[Stated goal]
Output a single figure: the number of lines in which the word "JSON" appears.

[Extracted records]
──────────────────────────────

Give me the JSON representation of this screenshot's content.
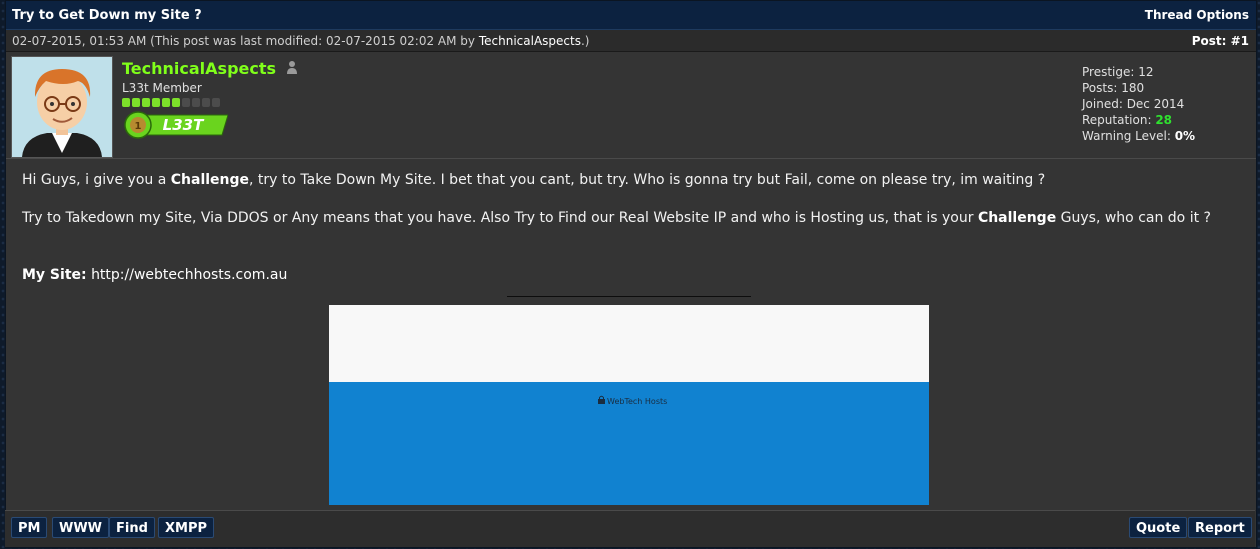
{
  "thread": {
    "title": "Try to Get Down my Site ?",
    "options_label": "Thread Options"
  },
  "post": {
    "meta_date": "02-07-2015, 01:53 AM (This post was last modified: 02-07-2015 02:02 AM by ",
    "meta_editor": "TechnicalAspects",
    "meta_close": ".)",
    "post_number": "Post: #1"
  },
  "author": {
    "name": "TechnicalAspects",
    "usertitle": "L33t Member",
    "stars_filled": 6,
    "stars_total": 10,
    "badge_text": "L33T",
    "badge_color": "#7de02a"
  },
  "stats": {
    "prestige_label": "Prestige: ",
    "prestige": "12",
    "posts_label": "Posts: ",
    "posts": "180",
    "joined_label": "Joined: ",
    "joined": "Dec 2014",
    "reputation_label": "Reputation: ",
    "reputation": "28",
    "warning_label": "Warning Level: ",
    "warning": "0%"
  },
  "body": {
    "p1_a": "Hi Guys, i give you a ",
    "p1_b": "Challenge",
    "p1_c": ", try to Take Down My Site. I bet that you cant, but try. Who is gonna try but Fail, come on please try, im waiting ?",
    "p2_a": "Try to Takedown my Site, Via DDOS or Any means that you have. Also Try to Find our Real Website IP and who is Hosting us, that is your ",
    "p2_b": "Challenge",
    "p2_c": " Guys, who can do it ?",
    "site_label": "My Site:",
    "site_url": "http://webtechhosts.com.au",
    "screenshot_logo": "WebTech Hosts"
  },
  "buttons": {
    "pm": "PM",
    "www": "WWW",
    "find": "Find",
    "xmpp": "XMPP",
    "quote": "Quote",
    "report": "Report"
  },
  "colors": {
    "header_bg": "#0c2240",
    "username": "#80ff1a",
    "reputation": "#2fe02f"
  }
}
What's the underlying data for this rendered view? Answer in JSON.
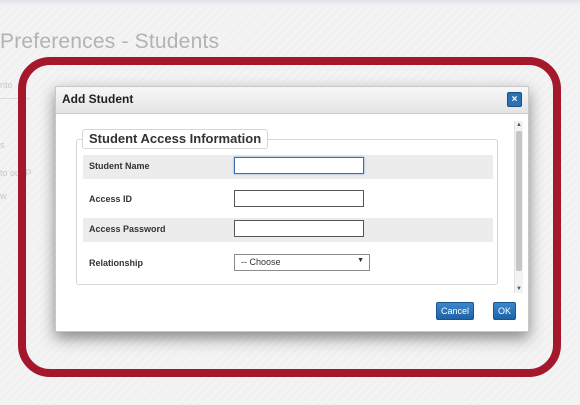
{
  "page": {
    "title": "Preferences - Students",
    "fragments": [
      "nto",
      "s",
      "to our P",
      "w"
    ]
  },
  "dialog": {
    "title": "Add Student",
    "close_label": "×",
    "section_title": "Student Access Information",
    "fields": [
      {
        "label": "Student Name",
        "value": "",
        "type": "text"
      },
      {
        "label": "Access ID",
        "value": "",
        "type": "text"
      },
      {
        "label": "Access Password",
        "value": "",
        "type": "password"
      },
      {
        "label": "Relationship",
        "value": "-- Choose",
        "type": "select"
      }
    ],
    "buttons": {
      "cancel": "Cancel",
      "ok": "OK"
    },
    "scroll": {
      "up": "▲",
      "down": "▼"
    }
  },
  "colors": {
    "highlight": "#a4182b",
    "primary_button": "#2c70b4"
  },
  "icons": {
    "close": "close-icon",
    "select_caret": "chevron-down-icon"
  }
}
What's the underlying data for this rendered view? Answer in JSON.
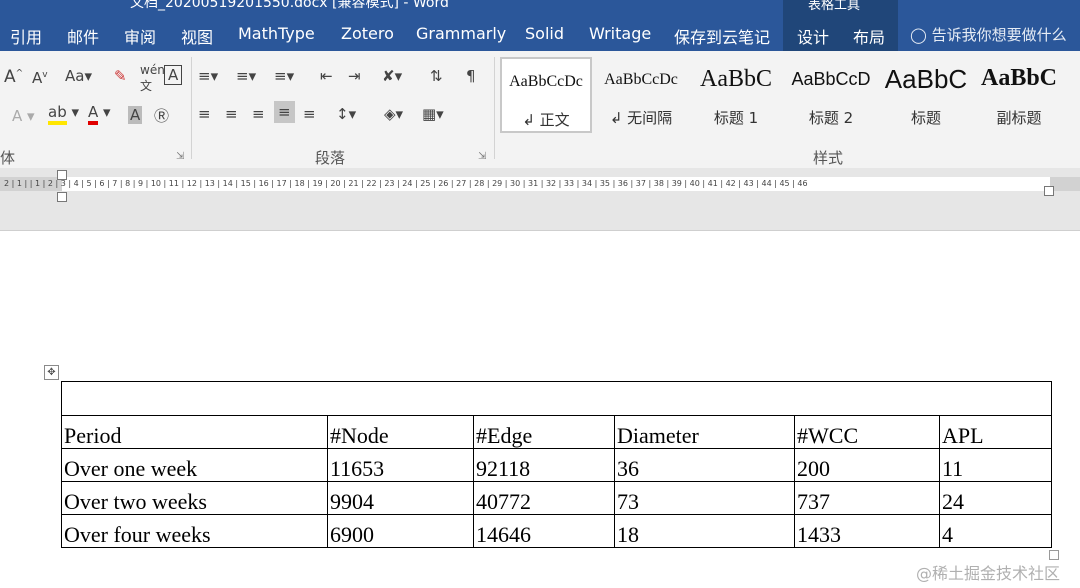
{
  "title_bar": {
    "document_title": "文档_20200519201550.docx [兼容模式] - Word",
    "context_tools": "表格工具"
  },
  "tabs": [
    "引用",
    "邮件",
    "审阅",
    "视图",
    "MathType",
    "Zotero",
    "Grammarly",
    "Solid",
    "Writage",
    "保存到云笔记",
    "设计",
    "布局"
  ],
  "tell_me": "告诉我你想要做什么",
  "ribbon": {
    "font_group_label": "体",
    "paragraph_group_label": "段落",
    "styles_group_label": "样式",
    "styles": [
      {
        "sample": "AaBbCcDc",
        "name": "↲ 正文",
        "selected": true
      },
      {
        "sample": "AaBbCcDc",
        "name": "↲ 无间隔"
      },
      {
        "sample": "AaBbC",
        "name": "标题 1"
      },
      {
        "sample": "AaBbCcD",
        "name": "标题 2"
      },
      {
        "sample": "AaBbC",
        "name": "标题"
      },
      {
        "sample": "AaBbC",
        "name": "副标题"
      }
    ]
  },
  "ruler_text": "2 | 1 |   | 1 | 2 | 3 | 4 | 5 | 6 | 7 | 8 | 9 | 10 | 11 | 12 | 13 | 14 | 15 | 16 | 17 | 18 | 19 | 20 | 21 | 22 | 23 | 24 | 25 | 26 | 27 | 28 | 29 | 30 | 31 | 32 | 33 | 34 | 35 | 36 | 37 | 38 | 39 | 40 | 41 | 42 | 43 | 44 | 45 | 46",
  "table": {
    "headers": [
      "Period",
      "#Node",
      "#Edge",
      "Diameter",
      "#WCC",
      "APL"
    ],
    "rows": [
      [
        "Over one week",
        "11653",
        "92118",
        "36",
        "200",
        "11"
      ],
      [
        "Over two weeks",
        "9904",
        "40772",
        "73",
        "737",
        "24"
      ],
      [
        "Over four weeks",
        "6900",
        "14646",
        "18",
        "1433",
        "4"
      ]
    ]
  },
  "watermark": "@稀土掘金技术社区"
}
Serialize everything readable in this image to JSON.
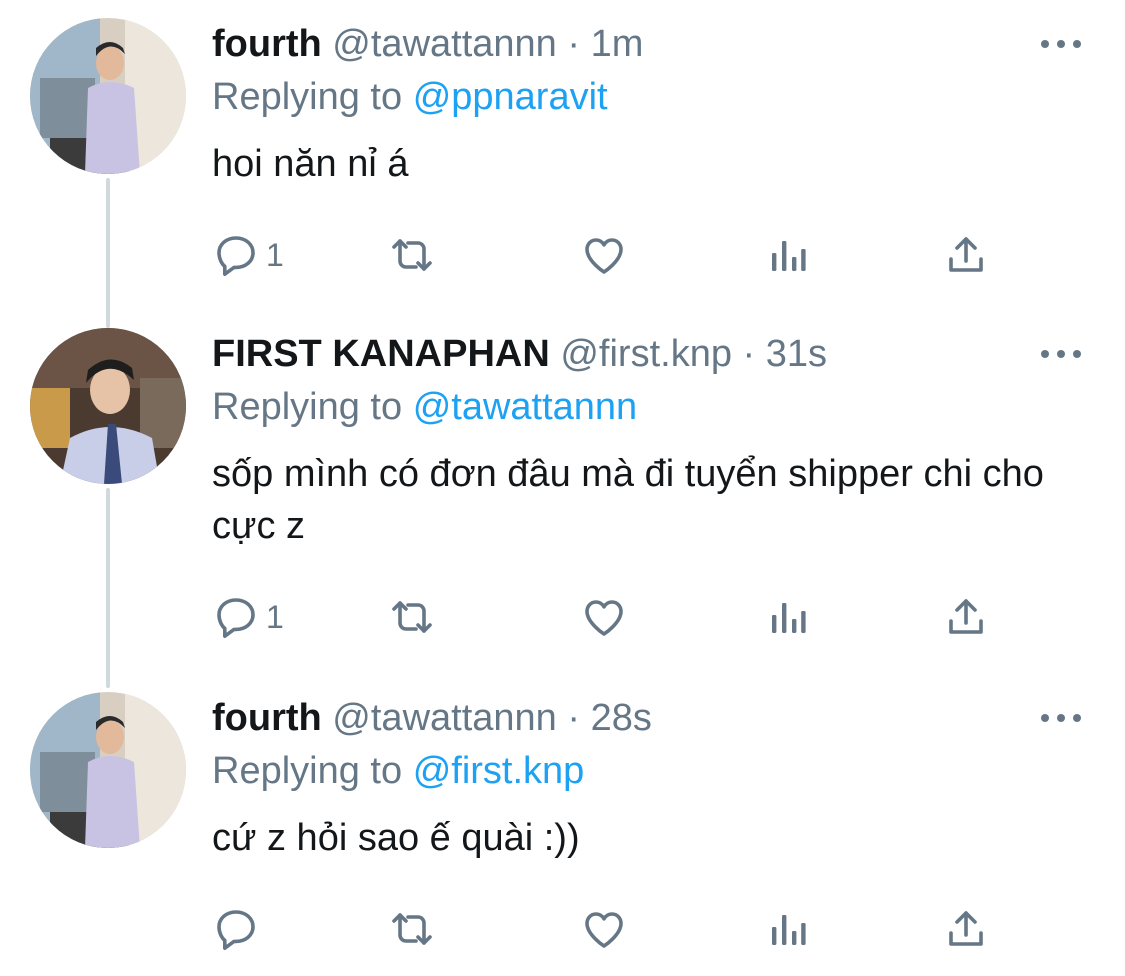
{
  "tweets": [
    {
      "name": "fourth",
      "handle": "@tawattannn",
      "time": "1m",
      "reply_prefix": "Replying to",
      "reply_to": "@ppnaravit",
      "text": "hoi năn nỉ á",
      "reply_count": "1"
    },
    {
      "name": "FIRST KANAPHAN",
      "handle": "@first.knp",
      "time": "31s",
      "reply_prefix": "Replying to",
      "reply_to": "@tawattannn",
      "text": "sốp mình có đơn đâu mà đi tuyển shipper chi cho cực z",
      "reply_count": "1"
    },
    {
      "name": "fourth",
      "handle": "@tawattannn",
      "time": "28s",
      "reply_prefix": "Replying to",
      "reply_to": "@first.knp",
      "text": "cứ z hỏi sao ế quài :))",
      "reply_count": ""
    }
  ],
  "separator": "·",
  "icons": [
    "reply-icon",
    "retweet-icon",
    "like-icon",
    "analytics-icon",
    "share-icon",
    "more-icon"
  ],
  "colors": {
    "text": "#14171a",
    "secondary": "#657786",
    "link": "#1da1f2",
    "thread_line": "#cfd9de"
  }
}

──────────────────────────────

[Finished task]
4